- **What you are asked to do**: Please state how many of the lines below contain the string "most", treating uppercase and lowercase as different, and give only the number.

Entries from a dataset

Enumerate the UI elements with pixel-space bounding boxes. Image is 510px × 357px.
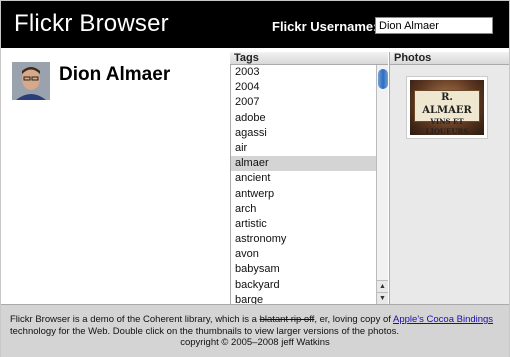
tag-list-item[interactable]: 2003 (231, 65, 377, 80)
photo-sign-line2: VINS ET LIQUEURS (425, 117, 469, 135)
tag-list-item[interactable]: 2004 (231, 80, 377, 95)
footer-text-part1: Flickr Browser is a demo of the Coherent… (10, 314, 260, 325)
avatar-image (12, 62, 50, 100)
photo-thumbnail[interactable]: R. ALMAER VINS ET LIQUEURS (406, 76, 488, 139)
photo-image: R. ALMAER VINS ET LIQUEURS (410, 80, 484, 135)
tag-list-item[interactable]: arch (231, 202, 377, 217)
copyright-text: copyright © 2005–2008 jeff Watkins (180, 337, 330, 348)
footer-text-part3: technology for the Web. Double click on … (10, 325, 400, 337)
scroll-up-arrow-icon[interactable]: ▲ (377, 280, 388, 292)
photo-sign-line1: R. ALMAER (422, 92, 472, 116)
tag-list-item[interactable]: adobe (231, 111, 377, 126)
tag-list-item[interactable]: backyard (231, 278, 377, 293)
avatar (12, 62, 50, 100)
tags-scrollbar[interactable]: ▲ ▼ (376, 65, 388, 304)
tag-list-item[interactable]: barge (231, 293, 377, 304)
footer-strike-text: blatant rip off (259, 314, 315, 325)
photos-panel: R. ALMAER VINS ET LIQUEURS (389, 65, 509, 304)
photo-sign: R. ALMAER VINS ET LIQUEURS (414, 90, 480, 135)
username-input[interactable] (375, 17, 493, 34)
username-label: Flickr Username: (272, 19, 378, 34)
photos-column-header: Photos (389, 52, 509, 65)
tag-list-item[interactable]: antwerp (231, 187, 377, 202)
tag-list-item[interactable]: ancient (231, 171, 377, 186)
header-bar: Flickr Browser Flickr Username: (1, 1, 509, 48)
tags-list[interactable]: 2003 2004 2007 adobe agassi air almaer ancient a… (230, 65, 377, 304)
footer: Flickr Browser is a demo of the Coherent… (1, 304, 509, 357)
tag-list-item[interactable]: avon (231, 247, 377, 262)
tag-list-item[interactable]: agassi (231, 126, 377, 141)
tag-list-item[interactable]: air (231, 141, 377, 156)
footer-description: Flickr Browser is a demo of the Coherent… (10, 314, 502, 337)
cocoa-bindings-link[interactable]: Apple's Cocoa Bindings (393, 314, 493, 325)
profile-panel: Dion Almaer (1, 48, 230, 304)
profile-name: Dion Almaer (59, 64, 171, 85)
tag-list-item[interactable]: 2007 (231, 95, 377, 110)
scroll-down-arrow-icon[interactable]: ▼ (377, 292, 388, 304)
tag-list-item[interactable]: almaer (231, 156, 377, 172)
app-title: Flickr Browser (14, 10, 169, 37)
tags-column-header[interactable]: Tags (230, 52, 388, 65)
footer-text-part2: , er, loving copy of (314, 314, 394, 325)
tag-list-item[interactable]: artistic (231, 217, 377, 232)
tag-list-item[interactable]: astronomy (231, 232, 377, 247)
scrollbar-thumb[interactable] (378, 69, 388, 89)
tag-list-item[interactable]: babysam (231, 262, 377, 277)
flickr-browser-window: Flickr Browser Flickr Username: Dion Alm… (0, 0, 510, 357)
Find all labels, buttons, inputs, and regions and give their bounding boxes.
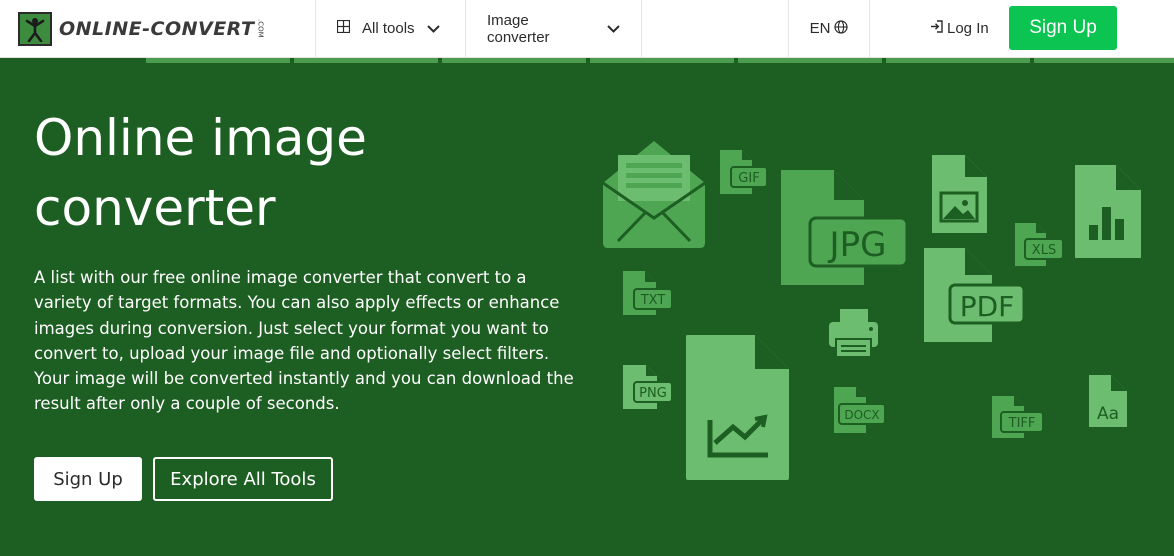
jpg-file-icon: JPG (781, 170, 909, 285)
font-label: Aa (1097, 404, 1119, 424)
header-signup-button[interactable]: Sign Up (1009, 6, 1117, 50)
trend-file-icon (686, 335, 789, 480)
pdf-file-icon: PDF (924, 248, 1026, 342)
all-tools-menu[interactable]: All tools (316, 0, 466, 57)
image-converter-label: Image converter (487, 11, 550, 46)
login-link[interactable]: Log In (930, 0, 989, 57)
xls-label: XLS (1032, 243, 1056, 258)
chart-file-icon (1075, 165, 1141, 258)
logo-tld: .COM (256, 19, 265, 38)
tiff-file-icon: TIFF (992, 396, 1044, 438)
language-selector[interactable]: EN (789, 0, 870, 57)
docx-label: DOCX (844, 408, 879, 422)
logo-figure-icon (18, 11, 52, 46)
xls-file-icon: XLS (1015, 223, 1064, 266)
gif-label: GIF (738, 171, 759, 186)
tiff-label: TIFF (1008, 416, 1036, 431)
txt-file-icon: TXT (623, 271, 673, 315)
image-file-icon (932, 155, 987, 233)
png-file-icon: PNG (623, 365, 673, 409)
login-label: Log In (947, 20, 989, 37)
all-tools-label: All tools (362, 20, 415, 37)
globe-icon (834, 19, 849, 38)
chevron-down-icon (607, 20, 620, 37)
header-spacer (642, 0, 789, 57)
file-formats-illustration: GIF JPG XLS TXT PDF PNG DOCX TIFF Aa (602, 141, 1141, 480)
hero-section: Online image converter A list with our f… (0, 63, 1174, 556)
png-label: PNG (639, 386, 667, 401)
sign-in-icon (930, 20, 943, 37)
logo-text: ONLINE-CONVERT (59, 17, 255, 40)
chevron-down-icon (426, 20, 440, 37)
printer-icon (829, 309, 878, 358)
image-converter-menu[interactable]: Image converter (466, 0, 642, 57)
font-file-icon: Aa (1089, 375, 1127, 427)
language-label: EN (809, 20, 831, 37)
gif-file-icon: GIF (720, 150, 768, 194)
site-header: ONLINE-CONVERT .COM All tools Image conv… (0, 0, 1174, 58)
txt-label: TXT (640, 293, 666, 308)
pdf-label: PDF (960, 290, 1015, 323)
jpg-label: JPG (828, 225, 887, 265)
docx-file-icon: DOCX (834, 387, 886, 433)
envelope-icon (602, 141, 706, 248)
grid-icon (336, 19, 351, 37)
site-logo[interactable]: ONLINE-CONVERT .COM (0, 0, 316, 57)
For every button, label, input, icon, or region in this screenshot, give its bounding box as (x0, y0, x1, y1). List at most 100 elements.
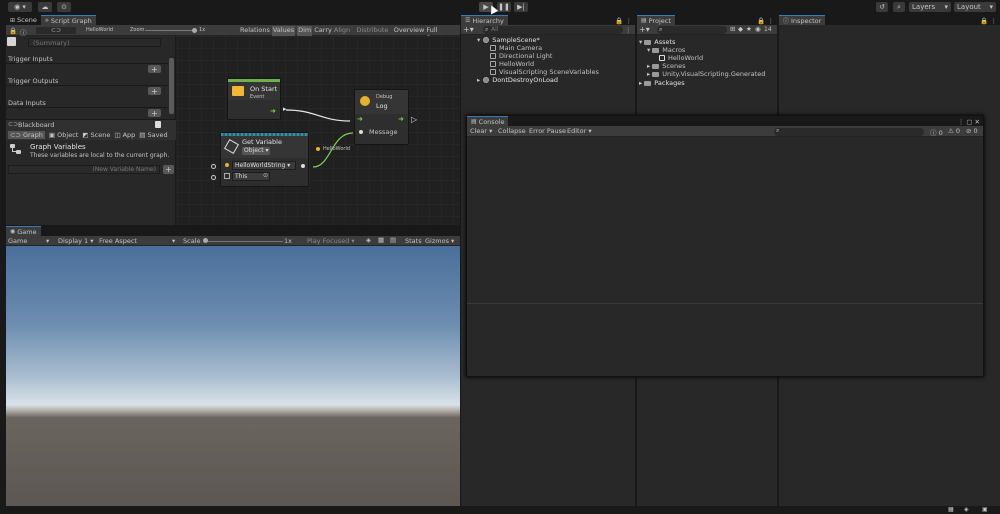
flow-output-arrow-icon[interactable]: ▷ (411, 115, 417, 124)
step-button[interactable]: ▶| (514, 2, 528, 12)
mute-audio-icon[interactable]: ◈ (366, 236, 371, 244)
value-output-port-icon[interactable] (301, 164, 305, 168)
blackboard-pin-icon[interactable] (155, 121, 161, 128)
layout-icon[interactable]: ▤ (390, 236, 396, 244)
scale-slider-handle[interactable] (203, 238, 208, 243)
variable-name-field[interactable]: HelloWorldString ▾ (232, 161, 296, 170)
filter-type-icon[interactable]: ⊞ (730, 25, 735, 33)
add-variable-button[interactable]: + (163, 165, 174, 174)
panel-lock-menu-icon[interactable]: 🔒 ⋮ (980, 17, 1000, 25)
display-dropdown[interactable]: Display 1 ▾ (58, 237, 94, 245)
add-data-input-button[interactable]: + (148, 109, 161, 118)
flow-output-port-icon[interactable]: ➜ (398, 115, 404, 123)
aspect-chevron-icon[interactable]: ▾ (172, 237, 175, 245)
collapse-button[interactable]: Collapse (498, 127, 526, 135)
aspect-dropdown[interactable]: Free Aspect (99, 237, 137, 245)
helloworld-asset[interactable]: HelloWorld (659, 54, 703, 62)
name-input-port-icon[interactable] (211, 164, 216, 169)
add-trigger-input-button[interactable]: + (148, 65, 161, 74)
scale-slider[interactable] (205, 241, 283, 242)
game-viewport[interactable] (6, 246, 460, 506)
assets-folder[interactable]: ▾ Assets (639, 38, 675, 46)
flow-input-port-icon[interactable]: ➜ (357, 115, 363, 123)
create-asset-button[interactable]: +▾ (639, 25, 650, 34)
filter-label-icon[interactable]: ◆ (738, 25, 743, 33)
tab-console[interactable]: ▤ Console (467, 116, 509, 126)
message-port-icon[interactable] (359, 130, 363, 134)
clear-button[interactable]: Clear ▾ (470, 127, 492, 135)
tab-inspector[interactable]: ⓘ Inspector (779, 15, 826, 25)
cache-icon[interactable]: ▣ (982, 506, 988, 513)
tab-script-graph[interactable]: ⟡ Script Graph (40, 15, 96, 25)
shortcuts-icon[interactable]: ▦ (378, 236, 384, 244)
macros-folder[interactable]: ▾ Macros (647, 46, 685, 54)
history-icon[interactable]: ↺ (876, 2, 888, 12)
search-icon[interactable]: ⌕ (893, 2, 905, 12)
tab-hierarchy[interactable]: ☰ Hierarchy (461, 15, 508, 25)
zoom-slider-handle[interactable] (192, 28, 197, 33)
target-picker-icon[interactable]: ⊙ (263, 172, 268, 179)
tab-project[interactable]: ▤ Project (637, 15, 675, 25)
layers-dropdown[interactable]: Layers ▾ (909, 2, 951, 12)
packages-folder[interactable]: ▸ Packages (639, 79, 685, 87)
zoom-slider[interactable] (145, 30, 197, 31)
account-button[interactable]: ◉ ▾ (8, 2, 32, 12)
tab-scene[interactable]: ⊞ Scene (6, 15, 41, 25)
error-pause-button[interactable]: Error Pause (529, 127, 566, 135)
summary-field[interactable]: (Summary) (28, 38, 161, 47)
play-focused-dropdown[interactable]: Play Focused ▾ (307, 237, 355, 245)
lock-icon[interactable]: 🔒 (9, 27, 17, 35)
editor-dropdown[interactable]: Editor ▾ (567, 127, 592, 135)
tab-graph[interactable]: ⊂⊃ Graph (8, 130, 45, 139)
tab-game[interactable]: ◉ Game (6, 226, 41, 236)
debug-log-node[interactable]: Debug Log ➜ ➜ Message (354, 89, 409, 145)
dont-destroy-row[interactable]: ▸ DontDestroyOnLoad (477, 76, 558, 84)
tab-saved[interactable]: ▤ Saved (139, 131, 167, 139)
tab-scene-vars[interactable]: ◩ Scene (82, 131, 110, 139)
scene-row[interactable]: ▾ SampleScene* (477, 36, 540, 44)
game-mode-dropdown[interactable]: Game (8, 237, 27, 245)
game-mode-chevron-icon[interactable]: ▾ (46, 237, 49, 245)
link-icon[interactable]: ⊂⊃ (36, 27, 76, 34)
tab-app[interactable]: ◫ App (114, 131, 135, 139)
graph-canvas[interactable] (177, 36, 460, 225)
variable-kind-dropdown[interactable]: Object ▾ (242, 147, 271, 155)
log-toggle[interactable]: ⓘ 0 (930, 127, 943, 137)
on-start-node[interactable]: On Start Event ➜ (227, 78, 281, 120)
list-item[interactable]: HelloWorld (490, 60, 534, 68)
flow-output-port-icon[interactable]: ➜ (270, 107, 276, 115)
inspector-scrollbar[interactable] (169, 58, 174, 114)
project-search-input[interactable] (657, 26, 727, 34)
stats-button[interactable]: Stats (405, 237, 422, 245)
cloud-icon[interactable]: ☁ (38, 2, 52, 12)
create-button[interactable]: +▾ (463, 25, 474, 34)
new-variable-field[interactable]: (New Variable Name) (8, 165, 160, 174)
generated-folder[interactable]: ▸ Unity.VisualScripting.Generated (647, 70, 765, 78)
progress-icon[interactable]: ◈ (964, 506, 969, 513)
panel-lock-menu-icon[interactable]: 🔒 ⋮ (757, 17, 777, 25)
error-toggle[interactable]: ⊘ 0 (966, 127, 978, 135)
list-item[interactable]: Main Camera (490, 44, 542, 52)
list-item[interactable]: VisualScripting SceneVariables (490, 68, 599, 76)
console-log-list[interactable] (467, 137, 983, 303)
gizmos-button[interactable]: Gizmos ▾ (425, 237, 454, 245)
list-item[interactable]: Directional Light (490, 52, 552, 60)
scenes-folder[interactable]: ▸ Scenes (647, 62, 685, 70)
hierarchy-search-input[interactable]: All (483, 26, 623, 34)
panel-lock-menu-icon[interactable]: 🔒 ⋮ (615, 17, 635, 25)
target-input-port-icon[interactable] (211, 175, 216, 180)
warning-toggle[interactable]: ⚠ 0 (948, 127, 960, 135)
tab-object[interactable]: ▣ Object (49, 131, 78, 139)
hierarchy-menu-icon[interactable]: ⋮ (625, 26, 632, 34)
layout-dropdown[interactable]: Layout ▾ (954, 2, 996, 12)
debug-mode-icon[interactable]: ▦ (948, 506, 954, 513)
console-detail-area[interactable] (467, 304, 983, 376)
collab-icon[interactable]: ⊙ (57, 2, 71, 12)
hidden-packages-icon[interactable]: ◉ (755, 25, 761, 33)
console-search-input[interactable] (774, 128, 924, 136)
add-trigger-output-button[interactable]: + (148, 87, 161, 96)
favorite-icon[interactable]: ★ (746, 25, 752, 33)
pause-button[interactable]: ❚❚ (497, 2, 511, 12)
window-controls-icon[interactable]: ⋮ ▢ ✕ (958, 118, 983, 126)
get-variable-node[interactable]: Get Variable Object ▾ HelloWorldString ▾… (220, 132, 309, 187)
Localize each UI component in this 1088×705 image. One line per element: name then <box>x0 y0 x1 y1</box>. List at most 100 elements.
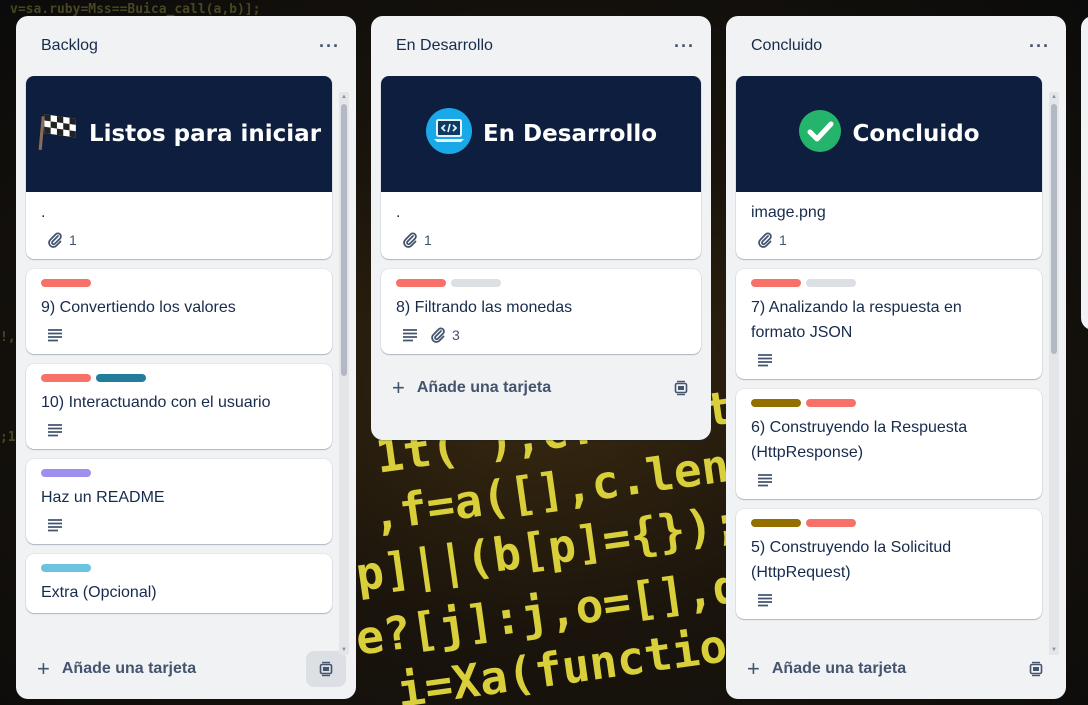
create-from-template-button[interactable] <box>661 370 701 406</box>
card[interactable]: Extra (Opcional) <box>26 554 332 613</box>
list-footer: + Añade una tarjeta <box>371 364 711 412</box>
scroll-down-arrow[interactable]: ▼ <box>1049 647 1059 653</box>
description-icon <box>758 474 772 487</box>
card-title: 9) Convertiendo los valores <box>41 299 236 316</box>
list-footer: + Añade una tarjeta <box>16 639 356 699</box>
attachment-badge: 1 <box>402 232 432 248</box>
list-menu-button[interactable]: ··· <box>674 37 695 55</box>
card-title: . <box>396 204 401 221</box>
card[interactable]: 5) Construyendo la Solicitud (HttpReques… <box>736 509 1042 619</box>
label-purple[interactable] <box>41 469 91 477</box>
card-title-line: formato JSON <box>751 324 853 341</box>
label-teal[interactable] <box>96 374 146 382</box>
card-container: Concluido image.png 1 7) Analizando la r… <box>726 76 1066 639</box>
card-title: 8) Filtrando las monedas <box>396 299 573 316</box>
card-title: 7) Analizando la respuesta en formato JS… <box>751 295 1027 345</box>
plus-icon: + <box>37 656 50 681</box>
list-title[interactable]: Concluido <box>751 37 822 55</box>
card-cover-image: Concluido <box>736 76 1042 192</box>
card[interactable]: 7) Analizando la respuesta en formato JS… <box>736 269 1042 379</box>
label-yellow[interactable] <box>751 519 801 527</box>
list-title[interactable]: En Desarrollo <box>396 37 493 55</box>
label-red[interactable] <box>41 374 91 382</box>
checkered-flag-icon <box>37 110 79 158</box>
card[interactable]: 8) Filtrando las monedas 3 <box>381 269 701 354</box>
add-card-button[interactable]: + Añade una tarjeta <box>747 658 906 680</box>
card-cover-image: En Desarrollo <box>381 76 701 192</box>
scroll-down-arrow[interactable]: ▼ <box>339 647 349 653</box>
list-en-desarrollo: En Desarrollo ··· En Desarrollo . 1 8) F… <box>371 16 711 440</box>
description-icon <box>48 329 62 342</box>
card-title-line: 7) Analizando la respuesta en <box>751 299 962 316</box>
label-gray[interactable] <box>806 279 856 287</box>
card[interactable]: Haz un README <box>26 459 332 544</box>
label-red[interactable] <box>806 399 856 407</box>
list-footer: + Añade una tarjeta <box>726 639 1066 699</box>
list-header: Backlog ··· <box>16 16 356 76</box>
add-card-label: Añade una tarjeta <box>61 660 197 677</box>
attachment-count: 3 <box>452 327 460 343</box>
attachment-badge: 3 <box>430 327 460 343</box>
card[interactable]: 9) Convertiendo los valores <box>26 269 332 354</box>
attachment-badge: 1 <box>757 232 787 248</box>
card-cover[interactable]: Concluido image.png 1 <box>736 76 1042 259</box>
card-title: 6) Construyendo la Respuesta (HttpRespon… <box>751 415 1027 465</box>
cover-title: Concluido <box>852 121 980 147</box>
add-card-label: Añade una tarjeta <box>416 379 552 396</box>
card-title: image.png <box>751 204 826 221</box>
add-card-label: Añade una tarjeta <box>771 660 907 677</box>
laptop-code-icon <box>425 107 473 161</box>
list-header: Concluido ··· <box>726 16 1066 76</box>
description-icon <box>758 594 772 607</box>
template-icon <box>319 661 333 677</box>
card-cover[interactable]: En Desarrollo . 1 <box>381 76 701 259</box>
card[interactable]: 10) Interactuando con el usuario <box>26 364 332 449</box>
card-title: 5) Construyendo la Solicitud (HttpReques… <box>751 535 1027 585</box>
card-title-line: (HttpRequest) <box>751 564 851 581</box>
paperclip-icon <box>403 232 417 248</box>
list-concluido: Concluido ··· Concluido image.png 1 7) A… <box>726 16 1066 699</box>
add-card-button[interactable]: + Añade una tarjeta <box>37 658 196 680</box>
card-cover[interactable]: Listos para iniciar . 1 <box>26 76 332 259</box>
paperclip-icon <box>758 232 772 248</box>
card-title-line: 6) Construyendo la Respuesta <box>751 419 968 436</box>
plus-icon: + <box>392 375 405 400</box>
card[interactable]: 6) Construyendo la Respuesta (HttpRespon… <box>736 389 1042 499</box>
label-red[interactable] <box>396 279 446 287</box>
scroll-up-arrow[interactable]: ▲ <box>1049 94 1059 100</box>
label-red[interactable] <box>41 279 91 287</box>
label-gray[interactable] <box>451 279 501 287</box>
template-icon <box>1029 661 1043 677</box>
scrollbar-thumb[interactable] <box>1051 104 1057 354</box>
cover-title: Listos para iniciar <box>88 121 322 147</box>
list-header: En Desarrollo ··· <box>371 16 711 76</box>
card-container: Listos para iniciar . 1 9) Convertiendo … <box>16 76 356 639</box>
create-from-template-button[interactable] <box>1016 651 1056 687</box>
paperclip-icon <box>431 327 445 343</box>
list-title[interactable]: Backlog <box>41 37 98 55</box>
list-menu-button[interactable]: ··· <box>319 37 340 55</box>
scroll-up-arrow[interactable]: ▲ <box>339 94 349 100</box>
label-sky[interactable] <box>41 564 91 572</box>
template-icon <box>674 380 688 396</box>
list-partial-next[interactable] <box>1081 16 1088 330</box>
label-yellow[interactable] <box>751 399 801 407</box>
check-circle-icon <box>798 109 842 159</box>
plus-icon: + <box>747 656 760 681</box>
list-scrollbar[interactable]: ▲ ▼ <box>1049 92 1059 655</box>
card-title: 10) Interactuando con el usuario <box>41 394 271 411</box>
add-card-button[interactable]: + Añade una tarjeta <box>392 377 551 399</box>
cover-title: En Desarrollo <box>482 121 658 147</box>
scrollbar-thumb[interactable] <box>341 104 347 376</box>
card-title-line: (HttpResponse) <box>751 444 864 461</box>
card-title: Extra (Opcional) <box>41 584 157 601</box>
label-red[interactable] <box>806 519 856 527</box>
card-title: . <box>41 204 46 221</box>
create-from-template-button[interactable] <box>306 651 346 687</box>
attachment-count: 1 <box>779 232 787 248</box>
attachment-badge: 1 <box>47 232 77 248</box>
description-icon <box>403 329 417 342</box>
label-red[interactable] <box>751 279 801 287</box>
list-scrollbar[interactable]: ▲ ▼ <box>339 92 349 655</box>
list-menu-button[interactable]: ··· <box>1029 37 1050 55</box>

- **Solution below**: 2